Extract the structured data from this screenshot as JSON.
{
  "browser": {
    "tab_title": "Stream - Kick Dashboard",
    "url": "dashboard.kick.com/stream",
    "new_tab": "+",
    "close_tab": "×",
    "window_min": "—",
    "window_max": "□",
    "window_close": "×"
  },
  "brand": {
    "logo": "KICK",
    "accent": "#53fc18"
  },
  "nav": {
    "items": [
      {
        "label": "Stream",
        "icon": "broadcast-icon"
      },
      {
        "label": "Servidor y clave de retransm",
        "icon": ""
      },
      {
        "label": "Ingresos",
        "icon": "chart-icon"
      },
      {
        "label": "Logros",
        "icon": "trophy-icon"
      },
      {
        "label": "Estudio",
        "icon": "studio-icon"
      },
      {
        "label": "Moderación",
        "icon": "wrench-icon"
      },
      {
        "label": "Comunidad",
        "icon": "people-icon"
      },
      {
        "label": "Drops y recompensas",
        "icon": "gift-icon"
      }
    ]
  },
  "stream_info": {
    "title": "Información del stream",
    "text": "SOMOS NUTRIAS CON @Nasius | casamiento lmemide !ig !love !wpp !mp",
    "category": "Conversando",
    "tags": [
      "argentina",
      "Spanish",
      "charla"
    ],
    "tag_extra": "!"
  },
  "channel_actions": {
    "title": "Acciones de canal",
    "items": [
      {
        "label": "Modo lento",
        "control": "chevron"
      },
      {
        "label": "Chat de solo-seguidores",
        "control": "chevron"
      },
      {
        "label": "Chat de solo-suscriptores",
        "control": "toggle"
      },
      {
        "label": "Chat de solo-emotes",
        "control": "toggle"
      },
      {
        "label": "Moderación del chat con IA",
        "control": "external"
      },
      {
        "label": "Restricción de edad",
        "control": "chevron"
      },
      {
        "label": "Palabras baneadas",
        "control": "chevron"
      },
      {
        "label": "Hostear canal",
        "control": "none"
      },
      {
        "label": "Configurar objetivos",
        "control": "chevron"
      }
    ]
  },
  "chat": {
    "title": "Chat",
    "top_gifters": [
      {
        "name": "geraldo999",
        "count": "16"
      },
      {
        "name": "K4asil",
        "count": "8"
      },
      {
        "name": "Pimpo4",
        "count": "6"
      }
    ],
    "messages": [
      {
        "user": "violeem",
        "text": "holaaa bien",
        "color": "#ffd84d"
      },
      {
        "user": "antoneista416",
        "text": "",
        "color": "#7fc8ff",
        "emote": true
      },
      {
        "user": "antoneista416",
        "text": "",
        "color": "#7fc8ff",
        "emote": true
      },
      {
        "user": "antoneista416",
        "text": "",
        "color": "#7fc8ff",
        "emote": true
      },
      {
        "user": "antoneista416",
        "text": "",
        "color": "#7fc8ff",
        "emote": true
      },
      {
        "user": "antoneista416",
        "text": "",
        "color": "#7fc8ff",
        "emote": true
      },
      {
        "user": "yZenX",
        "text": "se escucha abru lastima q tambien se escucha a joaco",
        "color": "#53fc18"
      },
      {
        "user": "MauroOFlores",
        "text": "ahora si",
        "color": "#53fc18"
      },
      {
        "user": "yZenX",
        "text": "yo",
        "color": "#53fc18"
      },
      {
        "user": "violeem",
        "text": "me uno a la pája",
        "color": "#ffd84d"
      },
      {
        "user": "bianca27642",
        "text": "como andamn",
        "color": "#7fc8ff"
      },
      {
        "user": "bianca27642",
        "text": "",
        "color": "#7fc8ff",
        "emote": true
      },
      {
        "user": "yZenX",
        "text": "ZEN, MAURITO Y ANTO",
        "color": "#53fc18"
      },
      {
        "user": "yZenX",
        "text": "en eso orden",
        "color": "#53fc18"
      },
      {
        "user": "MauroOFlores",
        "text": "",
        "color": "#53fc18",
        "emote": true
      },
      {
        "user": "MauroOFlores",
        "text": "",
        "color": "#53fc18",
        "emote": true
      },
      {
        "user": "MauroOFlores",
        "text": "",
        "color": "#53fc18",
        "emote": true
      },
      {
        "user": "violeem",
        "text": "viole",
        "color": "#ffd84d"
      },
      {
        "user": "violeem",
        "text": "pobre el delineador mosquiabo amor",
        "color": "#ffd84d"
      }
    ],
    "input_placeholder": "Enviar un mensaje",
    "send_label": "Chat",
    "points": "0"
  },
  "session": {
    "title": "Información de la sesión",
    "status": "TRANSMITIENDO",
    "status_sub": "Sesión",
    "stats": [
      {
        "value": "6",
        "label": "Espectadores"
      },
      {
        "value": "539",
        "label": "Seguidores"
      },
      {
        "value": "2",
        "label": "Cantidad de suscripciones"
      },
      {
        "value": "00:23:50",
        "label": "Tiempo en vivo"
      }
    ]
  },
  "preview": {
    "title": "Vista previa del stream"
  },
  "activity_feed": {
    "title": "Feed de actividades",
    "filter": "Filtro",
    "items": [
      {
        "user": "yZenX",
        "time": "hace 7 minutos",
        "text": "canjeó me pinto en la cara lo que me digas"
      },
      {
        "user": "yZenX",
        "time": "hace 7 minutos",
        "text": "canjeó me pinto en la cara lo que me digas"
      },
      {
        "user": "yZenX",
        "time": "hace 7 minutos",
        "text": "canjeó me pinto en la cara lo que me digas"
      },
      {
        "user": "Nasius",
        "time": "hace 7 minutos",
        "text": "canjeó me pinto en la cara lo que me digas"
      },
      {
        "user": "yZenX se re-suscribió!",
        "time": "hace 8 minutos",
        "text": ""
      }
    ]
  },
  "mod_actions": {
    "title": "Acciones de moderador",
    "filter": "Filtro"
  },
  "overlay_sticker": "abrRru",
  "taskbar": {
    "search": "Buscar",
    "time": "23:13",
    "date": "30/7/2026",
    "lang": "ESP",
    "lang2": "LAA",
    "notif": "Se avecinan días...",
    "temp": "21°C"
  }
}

- **TASK TO CARRY OUT**
Where a line above contains the word "Nasius", copy that line.

- **REPLY TO THE EXERCISE**
    "text": "SOMOS NUTRIAS CON @Nasius | casamiento lmemide !ig !love !wpp !mp",
        "user": "Nasius",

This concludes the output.